Collected data:
------

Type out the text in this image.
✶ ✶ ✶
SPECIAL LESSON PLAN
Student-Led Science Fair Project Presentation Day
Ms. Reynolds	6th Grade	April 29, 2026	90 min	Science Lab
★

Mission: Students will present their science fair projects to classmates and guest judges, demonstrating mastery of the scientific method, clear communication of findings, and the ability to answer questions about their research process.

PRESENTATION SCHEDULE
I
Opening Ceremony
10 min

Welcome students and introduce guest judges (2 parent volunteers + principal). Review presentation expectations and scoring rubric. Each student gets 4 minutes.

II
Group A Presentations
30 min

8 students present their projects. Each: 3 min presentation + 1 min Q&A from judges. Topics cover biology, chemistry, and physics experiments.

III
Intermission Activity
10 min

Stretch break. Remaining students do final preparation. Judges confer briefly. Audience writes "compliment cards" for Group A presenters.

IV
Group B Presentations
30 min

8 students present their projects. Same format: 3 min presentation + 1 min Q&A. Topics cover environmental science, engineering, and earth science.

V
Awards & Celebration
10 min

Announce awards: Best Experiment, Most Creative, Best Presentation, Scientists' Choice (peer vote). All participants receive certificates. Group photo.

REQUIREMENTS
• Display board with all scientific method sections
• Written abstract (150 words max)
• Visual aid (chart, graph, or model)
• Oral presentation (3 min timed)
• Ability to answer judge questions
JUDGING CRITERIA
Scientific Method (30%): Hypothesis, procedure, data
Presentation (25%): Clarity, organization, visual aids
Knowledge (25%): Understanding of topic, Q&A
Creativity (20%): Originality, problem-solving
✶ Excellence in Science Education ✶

------

Every record above needs to be repeated word for word.

Type out the text in this image.
✶ ✶ ✶
SPECIAL LESSON PLAN
Student-Led Science Fair Project Presentation Day
Ms. Reynolds	6th Grade	April 29, 2026	90 min	Science Lab
★

Mission: Students will present their science fair projects to classmates and guest judges, demonstrating mastery of the scientific method, clear communication of findings, and the ability to answer questions about their research process.

PRESENTATION SCHEDULE
I
Opening Ceremony
10 min

Welcome students and introduce guest judges (2 parent volunteers + principal). Review presentation expectations and scoring rubric. Each student gets 4 minutes.

II
Group A Presentations
30 min

8 students present their projects. Each: 3 min presentation + 1 min Q&A from judges. Topics cover biology, chemistry, and physics experiments.

III
Intermission Activity
10 min

Stretch break. Remaining students do final preparation. Judges confer briefly. Audience writes "compliment cards" for Group A presenters.

IV
Group B Presentations
30 min

8 students present their projects. Same format: 3 min presentation + 1 min Q&A. Topics cover environmental science, engineering, and earth science.

V
Awards & Celebration
10 min

Announce awards: Best Experiment, Most Creative, Best Presentation, Scientists' Choice (peer vote). All participants receive certificates. Group photo.

REQUIREMENTS
• Display board with all scientific method sections
• Written abstract (150 words max)
• Visual aid (chart, graph, or model)
• Oral presentation (3 min timed)
• Ability to answer judge questions
JUDGING CRITERIA
Scientific Method (30%): Hypothesis, procedure, data
Presentation (25%): Clarity, organization, visual aids
Knowledge (25%): Understanding of topic, Q&A
Creativity (20%): Originality, problem-solving
✶ Excellence in Science Education ✶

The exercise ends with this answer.